— BEGIN Extracted entries —

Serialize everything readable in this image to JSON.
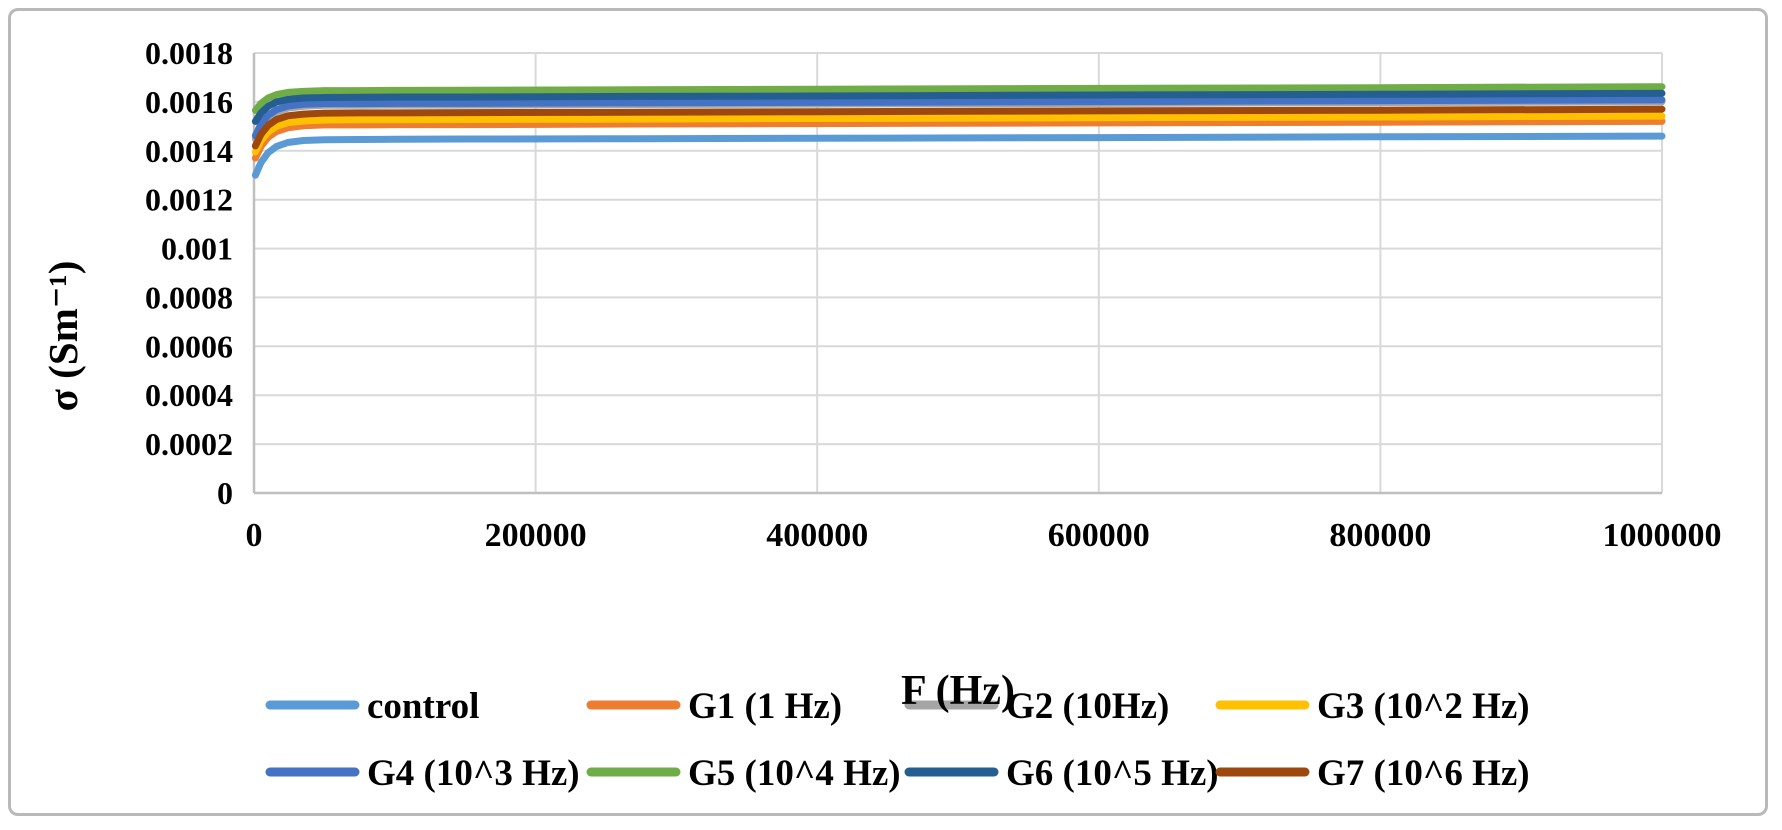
{
  "chart_data": {
    "type": "line",
    "title": "",
    "xlabel": "F (Hz)",
    "ylabel": "σ (Sm⁻¹)",
    "xlim": [
      0,
      1000000
    ],
    "ylim": [
      0,
      0.0018
    ],
    "grid": true,
    "legend_position": "bottom",
    "x_ticks": [
      0,
      200000,
      400000,
      600000,
      800000,
      1000000
    ],
    "x_tick_labels": [
      "0",
      "200000",
      "400000",
      "600000",
      "800000",
      "1000000"
    ],
    "y_ticks": [
      0,
      0.0002,
      0.0004,
      0.0006,
      0.0008,
      0.001,
      0.0012,
      0.0014,
      0.0016,
      0.0018
    ],
    "y_tick_labels": [
      "0",
      "0.0002",
      "0.0004",
      "0.0006",
      "0.0008",
      "0.001",
      "0.0012",
      "0.0014",
      "0.0016",
      "0.0018"
    ],
    "x": [
      1000,
      5000,
      10000,
      16000,
      24000,
      35000,
      50000,
      75000,
      100000,
      150000,
      250000,
      400000,
      600000,
      800000,
      1000000
    ],
    "series": [
      {
        "id": "control",
        "name": "control",
        "color": "#5B9BD5",
        "values": [
          0.0013,
          0.001352,
          0.001392,
          0.001418,
          0.001434,
          0.001442,
          0.001445,
          0.001446,
          0.001447,
          0.001448,
          0.001449,
          0.001451,
          0.001454,
          0.001457,
          0.00146
        ]
      },
      {
        "id": "g1",
        "name": "G1 (1 Hz)",
        "color": "#ED7D31",
        "values": [
          0.00137,
          0.001418,
          0.001455,
          0.001479,
          0.001494,
          0.001502,
          0.001506,
          0.001506,
          0.001507,
          0.001507,
          0.001509,
          0.001511,
          0.001514,
          0.001517,
          0.00152
        ]
      },
      {
        "id": "g2",
        "name": "G2 (10Hz)",
        "color": "#A5A5A5",
        "values": [
          0.00145,
          0.001498,
          0.001535,
          0.001559,
          0.001574,
          0.001582,
          0.001586,
          0.001586,
          0.001587,
          0.001587,
          0.001589,
          0.001591,
          0.001594,
          0.001597,
          0.0016
        ]
      },
      {
        "id": "g3",
        "name": "G3 (10^2 Hz)",
        "color": "#FFC000",
        "values": [
          0.001395,
          0.001442,
          0.001477,
          0.0015,
          0.001515,
          0.001522,
          0.001526,
          0.001527,
          0.001527,
          0.001528,
          0.001529,
          0.001532,
          0.001535,
          0.001538,
          0.001542
        ]
      },
      {
        "id": "g4",
        "name": "G4 (10^3 Hz)",
        "color": "#4472C4",
        "values": [
          0.001462,
          0.001509,
          0.001545,
          0.001568,
          0.001583,
          0.00159,
          0.001593,
          0.001593,
          0.001594,
          0.001594,
          0.001596,
          0.001598,
          0.001601,
          0.001605,
          0.001608
        ]
      },
      {
        "id": "g5",
        "name": "G5 (10^4 Hz)",
        "color": "#70AD47",
        "values": [
          0.001565,
          0.001594,
          0.001616,
          0.00163,
          0.001639,
          0.001643,
          0.001646,
          0.001646,
          0.001647,
          0.001648,
          0.001649,
          0.001652,
          0.001655,
          0.001658,
          0.001662
        ]
      },
      {
        "id": "g6",
        "name": "G6 (10^5 Hz)",
        "color": "#255E91",
        "values": [
          0.00152,
          0.001555,
          0.001582,
          0.0016,
          0.00161,
          0.001616,
          0.001618,
          0.001619,
          0.00162,
          0.00162,
          0.001622,
          0.001624,
          0.001628,
          0.001631,
          0.001635
        ]
      },
      {
        "id": "g7",
        "name": "G7 (10^6 Hz)",
        "color": "#9E480E",
        "values": [
          0.00142,
          0.001468,
          0.001504,
          0.001528,
          0.001543,
          0.00155,
          0.001554,
          0.001555,
          0.001555,
          0.001556,
          0.001557,
          0.00156,
          0.001563,
          0.001566,
          0.00157
        ]
      }
    ]
  }
}
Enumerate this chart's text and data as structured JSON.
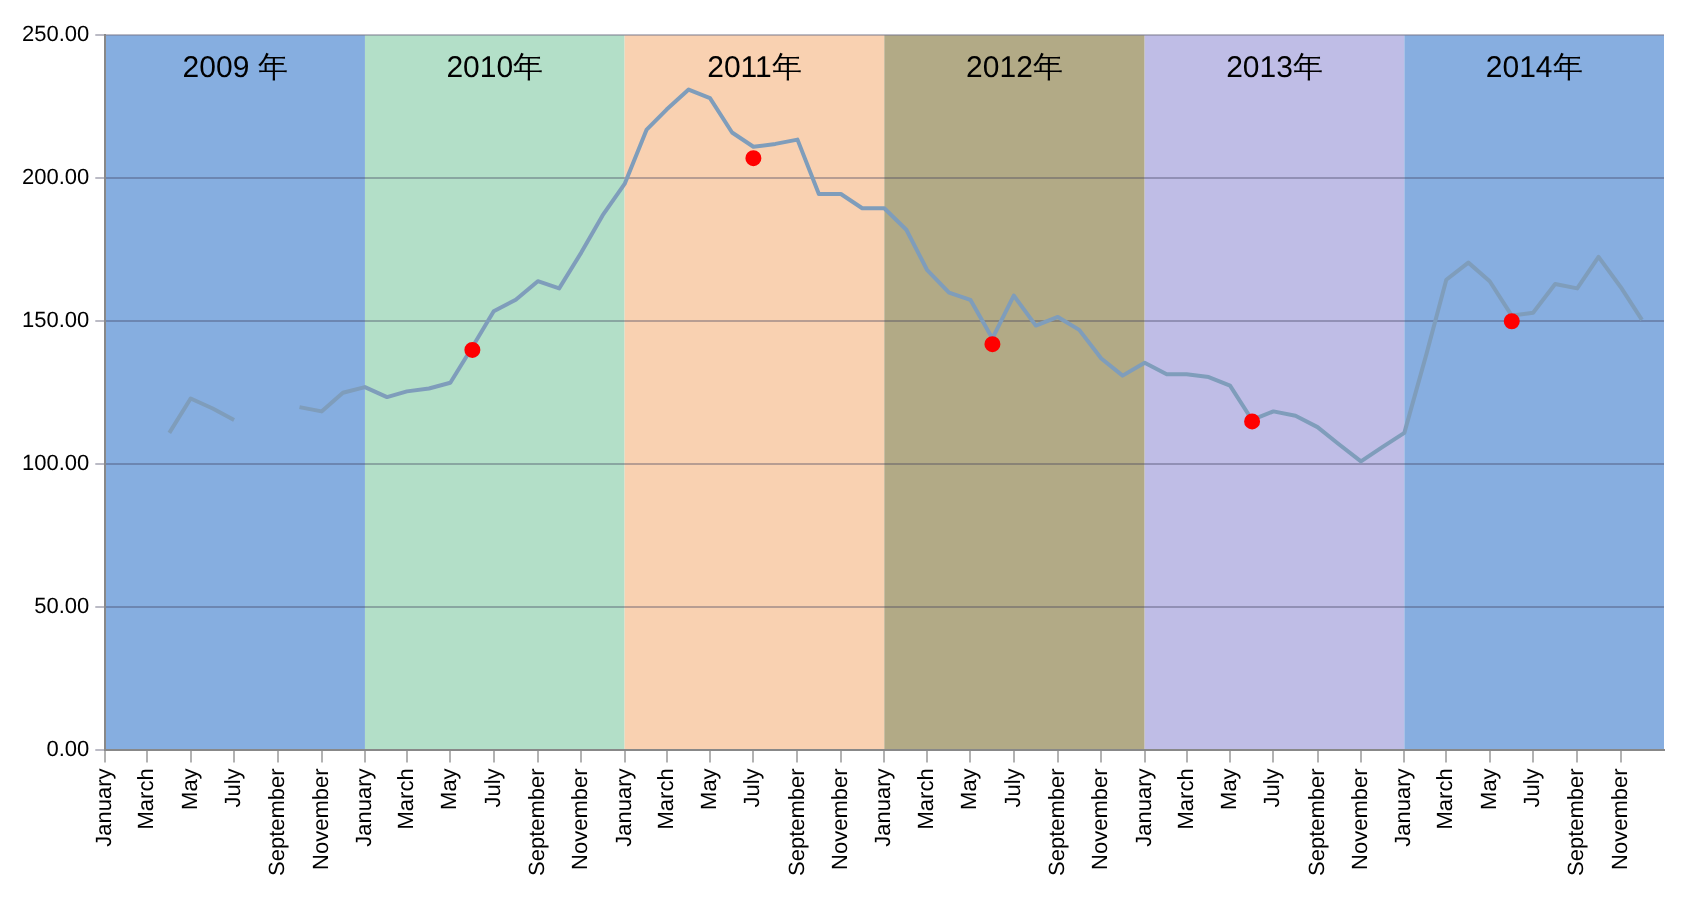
{
  "chart_data": {
    "type": "line",
    "x": [
      "2009-04",
      "2009-05",
      "2009-06",
      "2009-07",
      "2009-08",
      "2009-09",
      "2009-10",
      "2009-11",
      "2009-12",
      "2010-01",
      "2010-02",
      "2010-03",
      "2010-04",
      "2010-05",
      "2010-06",
      "2010-07",
      "2010-08",
      "2010-09",
      "2010-10",
      "2010-11",
      "2010-12",
      "2011-01",
      "2011-02",
      "2011-03",
      "2011-04",
      "2011-05",
      "2011-06",
      "2011-07",
      "2011-08",
      "2011-09",
      "2011-10",
      "2011-11",
      "2011-12",
      "2012-01",
      "2012-02",
      "2012-03",
      "2012-04",
      "2012-05",
      "2012-06",
      "2012-07",
      "2012-08",
      "2012-09",
      "2012-10",
      "2012-11",
      "2012-12",
      "2013-01",
      "2013-02",
      "2013-03",
      "2013-04",
      "2013-05",
      "2013-06",
      "2013-07",
      "2013-08",
      "2013-09",
      "2013-10",
      "2013-11",
      "2013-12",
      "2014-01",
      "2014-02",
      "2014-03",
      "2014-04",
      "2014-05",
      "2014-06",
      "2014-07",
      "2014-08",
      "2014-09",
      "2014-10",
      "2014-11",
      "2014-12"
    ],
    "series": [
      {
        "type": "line",
        "marker": "none",
        "color": "#7f9dbb",
        "values": [
          111,
          123,
          119.5,
          115.5,
          null,
          null,
          120,
          118.5,
          125,
          127,
          123.5,
          125.5,
          126.5,
          128.5,
          141,
          153.5,
          157.5,
          164,
          161.5,
          174,
          187,
          198,
          217,
          224,
          231,
          228,
          216,
          211,
          212,
          213.5,
          194.5,
          194.5,
          189.5,
          189.5,
          182,
          168,
          160,
          157.5,
          144,
          159,
          148.5,
          151.5,
          147,
          137,
          131,
          135.5,
          131.5,
          131.5,
          130.5,
          127.5,
          115.5,
          118.5,
          117,
          113,
          107,
          101,
          106,
          111,
          138.5,
          164.5,
          170.5,
          164,
          152,
          153,
          163,
          161.5,
          172.5,
          162,
          150.5
        ]
      },
      {
        "type": "scatter",
        "marker": "circle",
        "color": "#ff0000",
        "x": [
          "2010-06",
          "2011-07",
          "2012-06",
          "2013-06",
          "2014-06"
        ],
        "values": [
          140,
          207,
          142,
          115,
          150
        ]
      }
    ],
    "xlim": [
      "2009-01",
      "2015-01"
    ],
    "xticks": [
      {
        "value": "2009-01",
        "label": "January"
      },
      {
        "value": "2009-03",
        "label": "March"
      },
      {
        "value": "2009-05",
        "label": "May"
      },
      {
        "value": "2009-07",
        "label": "July"
      },
      {
        "value": "2009-09",
        "label": "September"
      },
      {
        "value": "2009-11",
        "label": "November"
      },
      {
        "value": "2010-01",
        "label": "January"
      },
      {
        "value": "2010-03",
        "label": "March"
      },
      {
        "value": "2010-05",
        "label": "May"
      },
      {
        "value": "2010-07",
        "label": "July"
      },
      {
        "value": "2010-09",
        "label": "September"
      },
      {
        "value": "2010-11",
        "label": "November"
      },
      {
        "value": "2011-01",
        "label": "January"
      },
      {
        "value": "2011-03",
        "label": "March"
      },
      {
        "value": "2011-05",
        "label": "May"
      },
      {
        "value": "2011-07",
        "label": "July"
      },
      {
        "value": "2011-09",
        "label": "September"
      },
      {
        "value": "2011-11",
        "label": "November"
      },
      {
        "value": "2012-01",
        "label": "January"
      },
      {
        "value": "2012-03",
        "label": "March"
      },
      {
        "value": "2012-05",
        "label": "May"
      },
      {
        "value": "2012-07",
        "label": "July"
      },
      {
        "value": "2012-09",
        "label": "September"
      },
      {
        "value": "2012-11",
        "label": "November"
      },
      {
        "value": "2013-01",
        "label": "January"
      },
      {
        "value": "2013-03",
        "label": "March"
      },
      {
        "value": "2013-05",
        "label": "May"
      },
      {
        "value": "2013-07",
        "label": "July"
      },
      {
        "value": "2013-09",
        "label": "September"
      },
      {
        "value": "2013-11",
        "label": "November"
      },
      {
        "value": "2014-01",
        "label": "January"
      },
      {
        "value": "2014-03",
        "label": "March"
      },
      {
        "value": "2014-05",
        "label": "May"
      },
      {
        "value": "2014-07",
        "label": "July"
      },
      {
        "value": "2014-09",
        "label": "September"
      },
      {
        "value": "2014-11",
        "label": "November"
      }
    ],
    "ylim": [
      0,
      250
    ],
    "yticks": [
      {
        "value": 0,
        "label": "0.00"
      },
      {
        "value": 50,
        "label": "50.00"
      },
      {
        "value": 100,
        "label": "100.00"
      },
      {
        "value": 150,
        "label": "150.00"
      },
      {
        "value": 200,
        "label": "200.00"
      },
      {
        "value": 250,
        "label": "250.00"
      }
    ],
    "grid": "y",
    "legend": false,
    "bands": [
      {
        "axis": "x",
        "from": "2009-01",
        "to": "2010-01",
        "label": "2009 年",
        "color": "#86aee0"
      },
      {
        "axis": "x",
        "from": "2010-01",
        "to": "2011-01",
        "label": "2010年",
        "color": "#b3dfc8"
      },
      {
        "axis": "x",
        "from": "2011-01",
        "to": "2012-01",
        "label": "2011年",
        "color": "#f9d1b1"
      },
      {
        "axis": "x",
        "from": "2012-01",
        "to": "2013-01",
        "label": "2012年",
        "color": "#b2aa86"
      },
      {
        "axis": "x",
        "from": "2013-01",
        "to": "2014-01",
        "label": "2013年",
        "color": "#bfbde6"
      },
      {
        "axis": "x",
        "from": "2014-01",
        "to": "2015-01",
        "label": "2014年",
        "color": "#87aee0"
      }
    ]
  }
}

— END Extracted entries —

▶ _Aim_
Write out each line of the data that holds the string "this".

▶ _Response to the exercise_
Serialize everything readable in this image to JSON.
Enumerate this chart's text and data as structured JSON.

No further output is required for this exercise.